Copy out every line exactly, passing over the pictures.

>> start Data for processing

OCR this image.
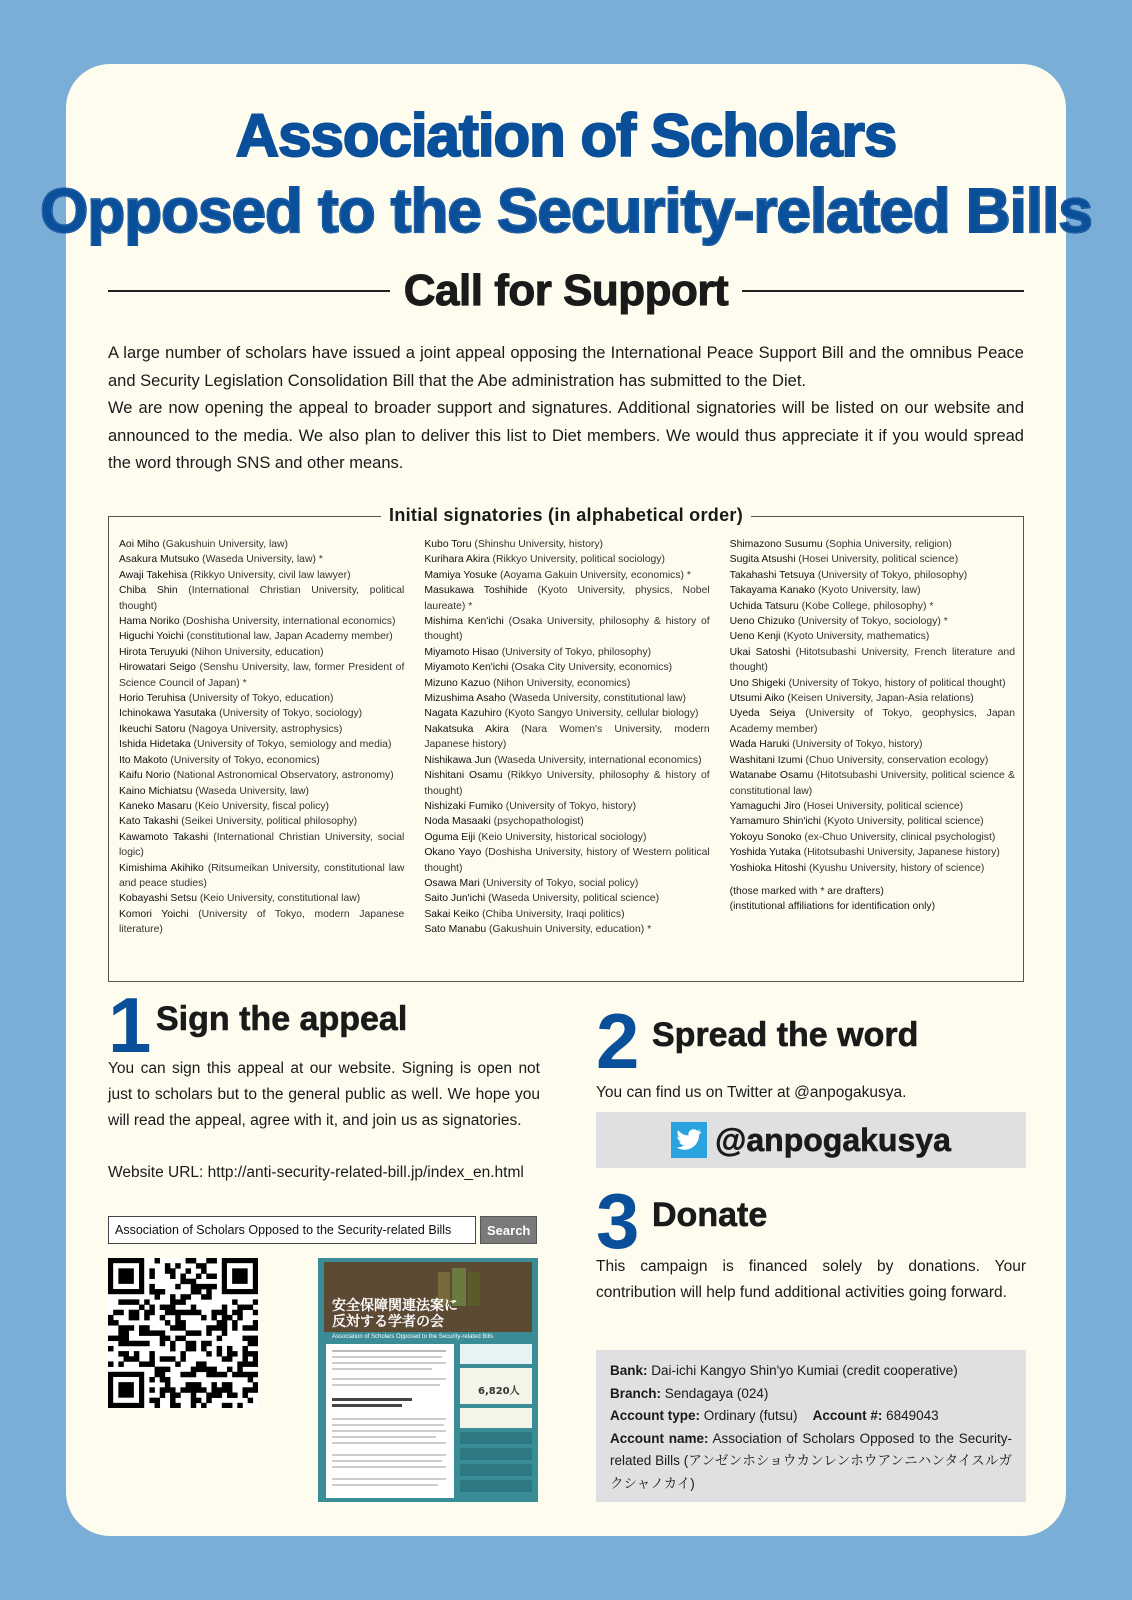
Association of Scholars
Opposed to the Security-related Bills
Call for Support

A large number of scholars have issued a joint appeal opposing the International Peace Support Bill and the omnibus Peace and Security Legislation Consolidation Bill that the Abe administration has submitted to the Diet.

We are now opening the appeal to broader support and signatures. Additional signatories will be listed on our website and announced to the media. We also plan to deliver this list to Diet members. We would thus appreciate it if you would spread the word through SNS and other means.

Initial signatories (in alphabetical order)
Aoi Miho (Gakushuin University, law)
Asakura Mutsuko (Waseda University, law) *
Awaji Takehisa (Rikkyo University, civil law lawyer)
Chiba Shin (International Christian University, political thought)
Hama Noriko (Doshisha University, international economics)
Higuchi Yoichi (constitutional law, Japan Academy member)
Hirota Teruyuki (Nihon University, education)
Hirowatari Seigo (Senshu University, law, former President of Science Council of Japan) *
Horio Teruhisa (University of Tokyo, education)
Ichinokawa Yasutaka (University of Tokyo, sociology)
Ikeuchi Satoru (Nagoya University, astrophysics)
Ishida Hidetaka (University of Tokyo, semiology and media)
Ito Makoto (University of Tokyo, economics)
Kaifu Norio (National Astronomical Observatory, astronomy)
Kaino Michiatsu (Waseda University, law)
Kaneko Masaru (Keio University, fiscal policy)
Kato Takashi (Seikei University, political philosophy)
Kawamoto Takashi (International Christian University, social logic)
Kimishima Akihiko (Ritsumeikan University, constitutional law and peace studies)
Kobayashi Setsu (Keio University, constitutional law)
Komori Yoichi (University of Tokyo, modern Japanese literature)
Kubo Toru (Shinshu University, history)
Kurihara Akira (Rikkyo University, political sociology)
Mamiya Yosuke (Aoyama Gakuin University, economics) *
Masukawa Toshihide (Kyoto University, physics, Nobel laureate) *
Mishima Ken'ichi (Osaka University, philosophy & history of thought)
Miyamoto Hisao (University of Tokyo, philosophy)
Miyamoto Ken'ichi (Osaka City University, economics)
Mizuno Kazuo (Nihon University, economics)
Mizushima Asaho (Waseda University, constitutional law)
Nagata Kazuhiro (Kyoto Sangyo University, cellular biology)
Nakatsuka Akira (Nara Women's University, modern Japanese history)
Nishikawa Jun (Waseda University, international economics)
Nishitani Osamu (Rikkyo University, philosophy & history of thought)
Nishizaki Fumiko (University of Tokyo, history)
Noda Masaaki (psychopathologist)
Oguma Eiji (Keio University, historical sociology)
Okano Yayo (Doshisha University, history of Western political thought)
Osawa Mari (University of Tokyo, social policy)
Saito Jun'ichi (Waseda University, political science)
Sakai Keiko (Chiba University, Iraqi politics)
Sato Manabu (Gakushuin University, education) *
Shimazono Susumu (Sophia University, religion)
Sugita Atsushi (Hosei University, political science)
Takahashi Tetsuya (University of Tokyo, philosophy)
Takayama Kanako (Kyoto University, law)
Uchida Tatsuru (Kobe College, philosophy) *
Ueno Chizuko (University of Tokyo, sociology) *
Ueno Kenji (Kyoto University, mathematics)
Ukai Satoshi (Hitotsubashi University, French literature and thought)
Uno Shigeki (University of Tokyo, history of political thought)
Utsumi Aiko (Keisen University, Japan-Asia relations)
Uyeda Seiya (University of Tokyo, geophysics, Japan Academy member)
Wada Haruki (University of Tokyo, history)
Washitani Izumi (Chuo University, conservation ecology)
Watanabe Osamu (Hitotsubashi University, political science & constitutional law)
Yamaguchi Jiro (Hosei University, political science)
Yamamuro Shin'ichi (Kyoto University, political science)
Yokoyu Sonoko (ex-Chuo University, clinical psychologist)
Yoshida Yutaka (Hitotsubashi University, Japanese history)
Yoshioka Hitoshi (Kyushu University, history of science)
(those marked with * are drafters)
(institutional affiliations for identification only)
1 Sign the appeal
You can sign this appeal at our website. Signing is open not just to scholars but to the general public as well. We hope you will read the appeal, agree with it, and join us as signatories.
Website URL: http://anti-security-related-bill.jp/index_en.html
Association of Scholars Opposed to the Security-related Bills	Search
安全保障関連法案に
反対する学者の会
Association of Scholars Opposed to the Security-related Bills
6,820人
2 Spread the word
You can find us on Twitter at @anpogakusya.
@anpogakusya
3 Donate
This campaign is financed solely by donations. Your contribution will help fund additional activities going forward.
Bank: Dai-ichi Kangyo Shin'yo Kumiai (credit cooperative)
Branch: Sendagaya (024)
Account type: Ordinary (futsu) Account #: 6849043
Account name: Association of Scholars Opposed to the Security-related Bills (アンゼンホショウカンレンホウアンニハンタイスルガクシャノカイ)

>> end Data for processing

[Expected answer]
OCR this image.
Association of Scholars
Opposed to the Security-related Bills
Call for Support

A large number of scholars have issued a joint appeal opposing the International Peace Support Bill and the omnibus Peace and Security Legislation Consolidation Bill that the Abe administration has submitted to the Diet.

We are now opening the appeal to broader support and signatures. Additional signatories will be listed on our website and announced to the media. We also plan to deliver this list to Diet members. We would thus appreciate it if you would spread the word through SNS and other means.

Initial signatories (in alphabetical order)
Aoi Miho (Gakushuin University, law)
Asakura Mutsuko (Waseda University, law) *
Awaji Takehisa (Rikkyo University, civil law lawyer)
Chiba Shin (International Christian University, political thought)
Hama Noriko (Doshisha University, international economics)
Higuchi Yoichi (constitutional law, Japan Academy member)
Hirota Teruyuki (Nihon University, education)
Hirowatari Seigo (Senshu University, law, former President of Science Council of Japan) *
Horio Teruhisa (University of Tokyo, education)
Ichinokawa Yasutaka (University of Tokyo, sociology)
Ikeuchi Satoru (Nagoya University, astrophysics)
Ishida Hidetaka (University of Tokyo, semiology and media)
Ito Makoto (University of Tokyo, economics)
Kaifu Norio (National Astronomical Observatory, astronomy)
Kaino Michiatsu (Waseda University, law)
Kaneko Masaru (Keio University, fiscal policy)
Kato Takashi (Seikei University, political philosophy)
Kawamoto Takashi (International Christian University, social logic)
Kimishima Akihiko (Ritsumeikan University, constitutional law and peace studies)
Kobayashi Setsu (Keio University, constitutional law)
Komori Yoichi (University of Tokyo, modern Japanese literature)
Kubo Toru (Shinshu University, history)
Kurihara Akira (Rikkyo University, political sociology)
Mamiya Yosuke (Aoyama Gakuin University, economics) *
Masukawa Toshihide (Kyoto University, physics, Nobel laureate) *
Mishima Ken'ichi (Osaka University, philosophy & history of thought)
Miyamoto Hisao (University of Tokyo, philosophy)
Miyamoto Ken'ichi (Osaka City University, economics)
Mizuno Kazuo (Nihon University, economics)
Mizushima Asaho (Waseda University, constitutional law)
Nagata Kazuhiro (Kyoto Sangyo University, cellular biology)
Nakatsuka Akira (Nara Women's University, modern Japanese history)
Nishikawa Jun (Waseda University, international economics)
Nishitani Osamu (Rikkyo University, philosophy & history of thought)
Nishizaki Fumiko (University of Tokyo, history)
Noda Masaaki (psychopathologist)
Oguma Eiji (Keio University, historical sociology)
Okano Yayo (Doshisha University, history of Western political thought)
Osawa Mari (University of Tokyo, social policy)
Saito Jun'ichi (Waseda University, political science)
Sakai Keiko (Chiba University, Iraqi politics)
Sato Manabu (Gakushuin University, education) *
Shimazono Susumu (Sophia University, religion)
Sugita Atsushi (Hosei University, political science)
Takahashi Tetsuya (University of Tokyo, philosophy)
Takayama Kanako (Kyoto University, law)
Uchida Tatsuru (Kobe College, philosophy) *
Ueno Chizuko (University of Tokyo, sociology) *
Ueno Kenji (Kyoto University, mathematics)
Ukai Satoshi (Hitotsubashi University, French literature and thought)
Uno Shigeki (University of Tokyo, history of political thought)
Utsumi Aiko (Keisen University, Japan-Asia relations)
Uyeda Seiya (University of Tokyo, geophysics, Japan Academy member)
Wada Haruki (University of Tokyo, history)
Washitani Izumi (Chuo University, conservation ecology)
Watanabe Osamu (Hitotsubashi University, political science & constitutional law)
Yamaguchi Jiro (Hosei University, political science)
Yamamuro Shin'ichi (Kyoto University, political science)
Yokoyu Sonoko (ex-Chuo University, clinical psychologist)
Yoshida Yutaka (Hitotsubashi University, Japanese history)
Yoshioka Hitoshi (Kyushu University, history of science)
(those marked with * are drafters)
(institutional affiliations for identification only)
1 Sign the appeal
You can sign this appeal at our website. Signing is open not just to scholars but to the general public as well. We hope you will read the appeal, agree with it, and join us as signatories.
Website URL: http://anti-security-related-bill.jp/index_en.html
Association of Scholars Opposed to the Security-related Bills	Search
安全保障関連法案に
反対する学者の会
Association of Scholars Opposed to the Security-related Bills
6,820人
2 Spread the word
You can find us on Twitter at @anpogakusya.
@anpogakusya
3 Donate
This campaign is financed solely by donations. Your contribution will help fund additional activities going forward.
Bank: Dai-ichi Kangyo Shin'yo Kumiai (credit cooperative)
Branch: Sendagaya (024)
Account type: Ordinary (futsu) Account #: 6849043
Account name: Association of Scholars Opposed to the Security-related Bills (アンゼンホショウカンレンホウアンニハンタイスルガクシャノカイ)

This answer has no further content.